→ **TASK GOAL**: Find every line in the items below that contains the string "白色家电", and copy each of those lines in full.

→ **EXTRACTED DATA**:

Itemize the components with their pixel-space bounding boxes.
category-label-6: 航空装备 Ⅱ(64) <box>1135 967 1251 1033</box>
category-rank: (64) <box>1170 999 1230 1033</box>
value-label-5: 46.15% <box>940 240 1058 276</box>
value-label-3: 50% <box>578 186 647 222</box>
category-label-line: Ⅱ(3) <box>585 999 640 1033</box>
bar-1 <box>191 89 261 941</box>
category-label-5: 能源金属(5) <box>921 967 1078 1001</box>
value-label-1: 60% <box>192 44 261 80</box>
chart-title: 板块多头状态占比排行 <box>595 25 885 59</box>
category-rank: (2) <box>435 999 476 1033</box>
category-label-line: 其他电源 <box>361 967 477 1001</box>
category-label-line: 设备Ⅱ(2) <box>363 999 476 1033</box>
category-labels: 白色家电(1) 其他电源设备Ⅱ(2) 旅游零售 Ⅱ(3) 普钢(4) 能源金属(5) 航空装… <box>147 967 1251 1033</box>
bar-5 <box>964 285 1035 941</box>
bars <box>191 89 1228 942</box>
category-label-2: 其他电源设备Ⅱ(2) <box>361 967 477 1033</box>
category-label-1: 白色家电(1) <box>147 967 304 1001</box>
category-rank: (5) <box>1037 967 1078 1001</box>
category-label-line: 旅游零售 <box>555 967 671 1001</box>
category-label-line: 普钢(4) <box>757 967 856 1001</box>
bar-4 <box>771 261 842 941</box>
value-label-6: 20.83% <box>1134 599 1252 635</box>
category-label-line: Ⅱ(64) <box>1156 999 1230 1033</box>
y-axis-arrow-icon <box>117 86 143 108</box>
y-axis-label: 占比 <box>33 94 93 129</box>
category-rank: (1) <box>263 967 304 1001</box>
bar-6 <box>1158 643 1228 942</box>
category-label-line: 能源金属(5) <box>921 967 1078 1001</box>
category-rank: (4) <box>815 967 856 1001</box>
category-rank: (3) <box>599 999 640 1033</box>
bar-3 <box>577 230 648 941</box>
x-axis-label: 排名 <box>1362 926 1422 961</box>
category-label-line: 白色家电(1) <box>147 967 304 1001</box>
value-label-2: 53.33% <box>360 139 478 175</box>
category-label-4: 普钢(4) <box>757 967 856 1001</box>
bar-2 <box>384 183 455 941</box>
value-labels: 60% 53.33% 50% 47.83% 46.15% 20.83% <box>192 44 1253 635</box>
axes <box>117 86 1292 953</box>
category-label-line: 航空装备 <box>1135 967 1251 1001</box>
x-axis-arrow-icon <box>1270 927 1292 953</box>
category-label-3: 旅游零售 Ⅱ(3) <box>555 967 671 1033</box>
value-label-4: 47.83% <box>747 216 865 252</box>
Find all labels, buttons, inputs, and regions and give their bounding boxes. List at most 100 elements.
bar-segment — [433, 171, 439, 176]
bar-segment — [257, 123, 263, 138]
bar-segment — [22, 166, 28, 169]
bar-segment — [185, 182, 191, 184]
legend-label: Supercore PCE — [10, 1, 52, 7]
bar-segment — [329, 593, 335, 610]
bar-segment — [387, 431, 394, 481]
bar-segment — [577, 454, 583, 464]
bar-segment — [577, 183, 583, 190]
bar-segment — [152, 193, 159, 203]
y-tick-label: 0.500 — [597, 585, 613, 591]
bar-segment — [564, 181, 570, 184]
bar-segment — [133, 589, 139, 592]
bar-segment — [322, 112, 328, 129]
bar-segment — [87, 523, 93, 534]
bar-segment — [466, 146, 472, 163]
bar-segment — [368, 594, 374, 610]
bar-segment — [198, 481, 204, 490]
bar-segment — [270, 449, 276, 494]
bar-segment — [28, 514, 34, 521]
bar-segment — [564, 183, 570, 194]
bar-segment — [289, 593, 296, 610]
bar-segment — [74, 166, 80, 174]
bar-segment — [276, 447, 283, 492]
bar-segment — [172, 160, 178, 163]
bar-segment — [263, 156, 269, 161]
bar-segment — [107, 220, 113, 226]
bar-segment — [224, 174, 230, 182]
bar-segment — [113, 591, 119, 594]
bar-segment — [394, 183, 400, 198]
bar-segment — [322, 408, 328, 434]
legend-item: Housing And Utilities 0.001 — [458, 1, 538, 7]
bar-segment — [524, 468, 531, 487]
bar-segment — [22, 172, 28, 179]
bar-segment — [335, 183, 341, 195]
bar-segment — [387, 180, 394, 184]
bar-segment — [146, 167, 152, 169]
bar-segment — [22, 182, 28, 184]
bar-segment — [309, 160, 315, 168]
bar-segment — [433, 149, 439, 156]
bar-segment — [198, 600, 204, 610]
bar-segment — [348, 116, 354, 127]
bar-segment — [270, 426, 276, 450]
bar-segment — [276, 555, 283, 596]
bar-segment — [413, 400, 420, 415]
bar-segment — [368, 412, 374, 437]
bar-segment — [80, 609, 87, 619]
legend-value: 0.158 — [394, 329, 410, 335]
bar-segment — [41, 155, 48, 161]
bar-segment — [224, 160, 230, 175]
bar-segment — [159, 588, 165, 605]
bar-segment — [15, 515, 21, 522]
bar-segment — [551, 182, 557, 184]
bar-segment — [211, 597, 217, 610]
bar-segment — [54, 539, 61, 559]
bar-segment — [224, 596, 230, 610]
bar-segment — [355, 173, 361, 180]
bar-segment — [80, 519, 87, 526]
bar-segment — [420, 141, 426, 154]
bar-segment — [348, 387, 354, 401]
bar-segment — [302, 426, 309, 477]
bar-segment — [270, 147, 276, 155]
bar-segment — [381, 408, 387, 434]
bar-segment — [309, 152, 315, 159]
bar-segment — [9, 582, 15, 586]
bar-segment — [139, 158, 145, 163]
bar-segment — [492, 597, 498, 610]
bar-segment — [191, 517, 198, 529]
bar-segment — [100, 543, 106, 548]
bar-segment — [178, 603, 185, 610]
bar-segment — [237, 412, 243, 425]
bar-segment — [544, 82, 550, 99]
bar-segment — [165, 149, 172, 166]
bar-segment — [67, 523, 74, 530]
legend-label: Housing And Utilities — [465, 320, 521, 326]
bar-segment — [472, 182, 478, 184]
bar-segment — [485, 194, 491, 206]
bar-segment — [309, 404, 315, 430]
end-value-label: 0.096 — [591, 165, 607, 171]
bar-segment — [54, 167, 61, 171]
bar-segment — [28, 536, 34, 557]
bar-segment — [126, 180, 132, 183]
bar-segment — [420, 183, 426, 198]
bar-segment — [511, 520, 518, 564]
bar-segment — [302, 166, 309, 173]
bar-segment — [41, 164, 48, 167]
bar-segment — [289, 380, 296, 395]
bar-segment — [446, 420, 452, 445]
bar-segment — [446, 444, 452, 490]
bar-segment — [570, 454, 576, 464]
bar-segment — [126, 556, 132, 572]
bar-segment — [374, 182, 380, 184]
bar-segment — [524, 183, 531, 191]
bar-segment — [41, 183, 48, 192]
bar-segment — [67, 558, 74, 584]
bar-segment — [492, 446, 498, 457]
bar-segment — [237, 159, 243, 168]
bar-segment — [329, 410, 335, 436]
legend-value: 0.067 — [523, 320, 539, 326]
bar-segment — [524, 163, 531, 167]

→ **EXERCISE ANSWER**:
category-labels: 白色家电(1) 其他电源设备Ⅱ(2) 旅游零售 Ⅱ(3) 普钢(4) 能源金属(5) 航空装… <box>147 967 1251 1033</box>
category-label-1: 白色家电(1) <box>147 967 304 1001</box>
category-label-line: 白色家电(1) <box>147 967 304 1001</box>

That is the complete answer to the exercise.